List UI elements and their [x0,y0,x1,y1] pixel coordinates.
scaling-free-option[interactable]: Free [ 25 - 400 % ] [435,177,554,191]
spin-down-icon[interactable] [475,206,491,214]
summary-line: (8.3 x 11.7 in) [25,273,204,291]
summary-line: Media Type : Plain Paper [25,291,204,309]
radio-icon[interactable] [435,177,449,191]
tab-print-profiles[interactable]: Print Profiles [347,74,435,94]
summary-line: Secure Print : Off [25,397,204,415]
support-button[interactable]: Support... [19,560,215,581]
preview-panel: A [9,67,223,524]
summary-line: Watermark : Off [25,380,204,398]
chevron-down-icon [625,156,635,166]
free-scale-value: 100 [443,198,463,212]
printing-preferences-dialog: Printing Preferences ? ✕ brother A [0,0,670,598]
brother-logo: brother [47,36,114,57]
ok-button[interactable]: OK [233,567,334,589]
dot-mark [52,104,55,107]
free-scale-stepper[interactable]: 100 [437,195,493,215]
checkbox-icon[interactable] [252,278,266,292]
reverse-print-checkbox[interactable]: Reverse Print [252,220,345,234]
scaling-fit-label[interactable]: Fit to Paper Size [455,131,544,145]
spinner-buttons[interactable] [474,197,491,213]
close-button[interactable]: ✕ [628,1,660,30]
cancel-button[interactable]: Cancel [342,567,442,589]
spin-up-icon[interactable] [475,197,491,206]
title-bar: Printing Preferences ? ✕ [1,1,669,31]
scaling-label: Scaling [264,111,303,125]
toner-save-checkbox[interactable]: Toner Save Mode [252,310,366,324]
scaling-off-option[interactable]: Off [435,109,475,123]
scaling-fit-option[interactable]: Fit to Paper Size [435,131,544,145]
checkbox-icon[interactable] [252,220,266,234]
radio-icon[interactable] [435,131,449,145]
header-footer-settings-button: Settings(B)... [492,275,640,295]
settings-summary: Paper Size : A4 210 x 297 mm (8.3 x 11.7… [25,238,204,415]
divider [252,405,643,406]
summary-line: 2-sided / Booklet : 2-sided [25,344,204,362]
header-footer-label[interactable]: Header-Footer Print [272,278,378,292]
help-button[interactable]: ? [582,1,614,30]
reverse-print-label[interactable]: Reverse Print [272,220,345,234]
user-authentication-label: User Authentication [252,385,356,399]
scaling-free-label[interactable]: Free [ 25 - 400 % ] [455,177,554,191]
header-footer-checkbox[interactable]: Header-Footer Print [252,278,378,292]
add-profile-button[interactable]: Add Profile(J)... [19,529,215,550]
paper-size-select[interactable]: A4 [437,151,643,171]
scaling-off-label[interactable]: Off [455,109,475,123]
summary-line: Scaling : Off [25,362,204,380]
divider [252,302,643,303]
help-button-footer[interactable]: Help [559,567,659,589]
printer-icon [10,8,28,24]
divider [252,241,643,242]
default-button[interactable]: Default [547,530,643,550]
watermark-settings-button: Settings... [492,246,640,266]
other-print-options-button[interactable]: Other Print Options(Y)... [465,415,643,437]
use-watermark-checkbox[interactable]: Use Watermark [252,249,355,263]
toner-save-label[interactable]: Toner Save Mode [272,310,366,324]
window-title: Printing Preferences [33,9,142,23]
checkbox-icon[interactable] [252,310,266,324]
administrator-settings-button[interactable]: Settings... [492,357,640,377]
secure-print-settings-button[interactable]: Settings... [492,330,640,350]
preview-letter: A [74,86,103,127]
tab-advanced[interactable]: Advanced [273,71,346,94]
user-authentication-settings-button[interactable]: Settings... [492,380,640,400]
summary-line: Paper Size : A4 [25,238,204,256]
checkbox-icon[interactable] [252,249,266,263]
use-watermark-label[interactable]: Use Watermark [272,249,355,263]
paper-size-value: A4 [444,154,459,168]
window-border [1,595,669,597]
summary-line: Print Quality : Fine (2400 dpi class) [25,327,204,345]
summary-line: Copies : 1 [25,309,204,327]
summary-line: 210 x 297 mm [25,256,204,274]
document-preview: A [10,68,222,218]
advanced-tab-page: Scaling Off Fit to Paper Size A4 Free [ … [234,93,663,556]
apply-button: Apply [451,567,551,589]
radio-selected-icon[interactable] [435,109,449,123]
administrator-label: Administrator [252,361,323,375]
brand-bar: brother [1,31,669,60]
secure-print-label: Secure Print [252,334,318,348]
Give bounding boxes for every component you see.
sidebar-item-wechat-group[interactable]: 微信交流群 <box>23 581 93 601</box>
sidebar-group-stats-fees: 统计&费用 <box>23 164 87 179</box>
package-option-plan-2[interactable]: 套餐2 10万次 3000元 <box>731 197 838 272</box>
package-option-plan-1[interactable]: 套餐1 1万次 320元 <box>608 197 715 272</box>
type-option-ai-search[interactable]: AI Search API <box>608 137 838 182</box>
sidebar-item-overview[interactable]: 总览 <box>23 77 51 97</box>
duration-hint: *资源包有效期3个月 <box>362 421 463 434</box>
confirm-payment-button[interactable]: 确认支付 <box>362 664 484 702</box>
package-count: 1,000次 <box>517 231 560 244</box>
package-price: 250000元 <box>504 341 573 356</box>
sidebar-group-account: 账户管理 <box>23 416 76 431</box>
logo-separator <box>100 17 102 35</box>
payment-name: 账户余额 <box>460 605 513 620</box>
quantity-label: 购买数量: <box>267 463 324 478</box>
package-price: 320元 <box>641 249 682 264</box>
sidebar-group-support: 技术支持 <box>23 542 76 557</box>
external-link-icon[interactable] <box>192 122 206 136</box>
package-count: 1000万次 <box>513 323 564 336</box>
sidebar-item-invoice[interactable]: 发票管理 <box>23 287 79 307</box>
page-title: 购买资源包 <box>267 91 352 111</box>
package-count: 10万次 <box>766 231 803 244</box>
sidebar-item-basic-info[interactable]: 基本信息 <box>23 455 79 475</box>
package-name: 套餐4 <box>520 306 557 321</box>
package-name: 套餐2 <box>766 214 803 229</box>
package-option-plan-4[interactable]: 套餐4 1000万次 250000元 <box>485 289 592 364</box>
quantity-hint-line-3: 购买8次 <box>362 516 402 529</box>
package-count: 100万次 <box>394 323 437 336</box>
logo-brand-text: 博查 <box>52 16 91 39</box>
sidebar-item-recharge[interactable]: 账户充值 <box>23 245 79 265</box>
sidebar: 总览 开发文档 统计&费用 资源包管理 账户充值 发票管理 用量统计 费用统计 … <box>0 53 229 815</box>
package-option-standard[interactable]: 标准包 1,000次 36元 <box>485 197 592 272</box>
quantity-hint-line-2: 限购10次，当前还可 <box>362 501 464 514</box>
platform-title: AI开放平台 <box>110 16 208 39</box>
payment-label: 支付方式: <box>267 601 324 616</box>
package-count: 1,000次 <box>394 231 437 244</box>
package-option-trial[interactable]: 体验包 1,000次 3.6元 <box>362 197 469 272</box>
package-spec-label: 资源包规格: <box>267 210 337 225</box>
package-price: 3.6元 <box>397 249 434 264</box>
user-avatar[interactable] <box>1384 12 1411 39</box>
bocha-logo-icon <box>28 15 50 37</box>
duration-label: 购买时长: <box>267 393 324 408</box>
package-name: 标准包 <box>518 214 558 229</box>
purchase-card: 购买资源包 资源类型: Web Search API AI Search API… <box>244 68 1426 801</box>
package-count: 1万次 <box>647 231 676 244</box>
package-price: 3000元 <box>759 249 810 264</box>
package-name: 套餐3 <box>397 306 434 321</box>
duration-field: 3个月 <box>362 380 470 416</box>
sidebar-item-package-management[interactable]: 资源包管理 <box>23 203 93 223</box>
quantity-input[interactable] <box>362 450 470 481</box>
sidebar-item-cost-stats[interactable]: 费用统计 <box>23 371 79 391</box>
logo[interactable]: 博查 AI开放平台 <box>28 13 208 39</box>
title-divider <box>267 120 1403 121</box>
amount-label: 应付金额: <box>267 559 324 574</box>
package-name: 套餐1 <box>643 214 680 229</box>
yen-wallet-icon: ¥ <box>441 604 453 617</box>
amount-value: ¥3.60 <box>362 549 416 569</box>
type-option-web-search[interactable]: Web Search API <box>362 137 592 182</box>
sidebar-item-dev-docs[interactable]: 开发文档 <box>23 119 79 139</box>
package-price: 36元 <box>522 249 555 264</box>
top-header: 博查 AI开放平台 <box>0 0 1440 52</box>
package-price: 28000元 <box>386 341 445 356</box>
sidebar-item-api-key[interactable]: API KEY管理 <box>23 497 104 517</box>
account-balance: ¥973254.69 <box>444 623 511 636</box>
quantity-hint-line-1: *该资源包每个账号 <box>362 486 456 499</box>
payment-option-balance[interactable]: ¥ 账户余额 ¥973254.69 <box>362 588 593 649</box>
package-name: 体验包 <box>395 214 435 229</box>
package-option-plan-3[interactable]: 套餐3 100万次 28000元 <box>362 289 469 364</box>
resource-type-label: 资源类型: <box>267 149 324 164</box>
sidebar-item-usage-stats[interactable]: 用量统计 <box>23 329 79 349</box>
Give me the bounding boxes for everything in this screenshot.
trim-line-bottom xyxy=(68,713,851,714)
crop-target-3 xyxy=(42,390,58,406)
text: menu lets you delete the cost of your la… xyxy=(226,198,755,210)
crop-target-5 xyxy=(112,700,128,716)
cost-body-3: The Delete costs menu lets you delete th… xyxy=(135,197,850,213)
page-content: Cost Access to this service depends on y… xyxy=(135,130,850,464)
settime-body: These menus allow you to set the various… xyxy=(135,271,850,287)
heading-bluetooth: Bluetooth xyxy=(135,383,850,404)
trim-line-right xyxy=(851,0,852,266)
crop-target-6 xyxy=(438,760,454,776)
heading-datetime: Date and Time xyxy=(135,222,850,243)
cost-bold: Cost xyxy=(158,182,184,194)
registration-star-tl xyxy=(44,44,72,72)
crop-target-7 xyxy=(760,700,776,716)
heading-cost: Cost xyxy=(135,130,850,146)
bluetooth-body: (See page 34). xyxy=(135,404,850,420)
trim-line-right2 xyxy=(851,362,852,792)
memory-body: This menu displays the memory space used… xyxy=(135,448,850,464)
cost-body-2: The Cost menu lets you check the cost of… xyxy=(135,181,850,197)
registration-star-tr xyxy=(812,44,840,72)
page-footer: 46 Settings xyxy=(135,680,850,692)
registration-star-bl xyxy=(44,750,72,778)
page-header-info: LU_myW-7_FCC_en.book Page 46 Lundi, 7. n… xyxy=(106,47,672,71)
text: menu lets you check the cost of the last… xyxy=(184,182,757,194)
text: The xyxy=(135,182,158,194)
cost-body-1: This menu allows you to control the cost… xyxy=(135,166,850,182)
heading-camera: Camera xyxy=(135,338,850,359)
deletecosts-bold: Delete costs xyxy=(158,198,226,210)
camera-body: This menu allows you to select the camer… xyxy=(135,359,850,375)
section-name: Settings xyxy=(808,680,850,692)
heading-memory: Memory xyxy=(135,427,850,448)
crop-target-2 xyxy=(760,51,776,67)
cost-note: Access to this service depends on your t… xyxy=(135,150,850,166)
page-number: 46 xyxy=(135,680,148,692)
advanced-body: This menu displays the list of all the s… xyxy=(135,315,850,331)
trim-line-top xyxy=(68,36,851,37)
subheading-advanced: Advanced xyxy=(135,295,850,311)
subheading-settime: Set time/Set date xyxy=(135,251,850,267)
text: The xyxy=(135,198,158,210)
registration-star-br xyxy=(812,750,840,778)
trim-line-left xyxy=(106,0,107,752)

^^^^

The problem:
Could you copy out every line from the start of the data down to and including the line containing "summary-line: 2-sided /", reproducing each one without any change?

Full answer:
List UI elements and their [x0,y0,x1,y1] pixel coordinates.
scaling-free-option[interactable]: Free [ 25 - 400 % ] [435,177,554,191]
spin-down-icon[interactable] [475,206,491,214]
summary-line: (8.3 x 11.7 in) [25,273,204,291]
summary-line: Media Type : Plain Paper [25,291,204,309]
radio-icon[interactable] [435,177,449,191]
tab-print-profiles[interactable]: Print Profiles [347,74,435,94]
summary-line: Secure Print : Off [25,397,204,415]
support-button[interactable]: Support... [19,560,215,581]
preview-panel: A [9,67,223,524]
summary-line: Watermark : Off [25,380,204,398]
chevron-down-icon [625,156,635,166]
free-scale-value: 100 [443,198,463,212]
printing-preferences-dialog: Printing Preferences ? ✕ brother A [0,0,670,598]
brother-logo: brother [47,36,114,57]
ok-button[interactable]: OK [233,567,334,589]
dot-mark [52,104,55,107]
free-scale-stepper[interactable]: 100 [437,195,493,215]
checkbox-icon[interactable] [252,278,266,292]
reverse-print-checkbox[interactable]: Reverse Print [252,220,345,234]
scaling-fit-label[interactable]: Fit to Paper Size [455,131,544,145]
spinner-buttons[interactable] [474,197,491,213]
close-button[interactable]: ✕ [628,1,660,30]
cancel-button[interactable]: Cancel [342,567,442,589]
spin-up-icon[interactable] [475,197,491,206]
title-bar: Printing Preferences ? ✕ [1,1,669,31]
scaling-label: Scaling [264,111,303,125]
toner-save-checkbox[interactable]: Toner Save Mode [252,310,366,324]
scaling-off-option[interactable]: Off [435,109,475,123]
scaling-fit-option[interactable]: Fit to Paper Size [435,131,544,145]
checkbox-icon[interactable] [252,220,266,234]
radio-icon[interactable] [435,131,449,145]
header-footer-settings-button: Settings(B)... [492,275,640,295]
settings-summary: Paper Size : A4 210 x 297 mm (8.3 x 11.7… [25,238,204,415]
divider [252,405,643,406]
summary-line: 2-sided / Booklet : 2-sided [25,344,204,362]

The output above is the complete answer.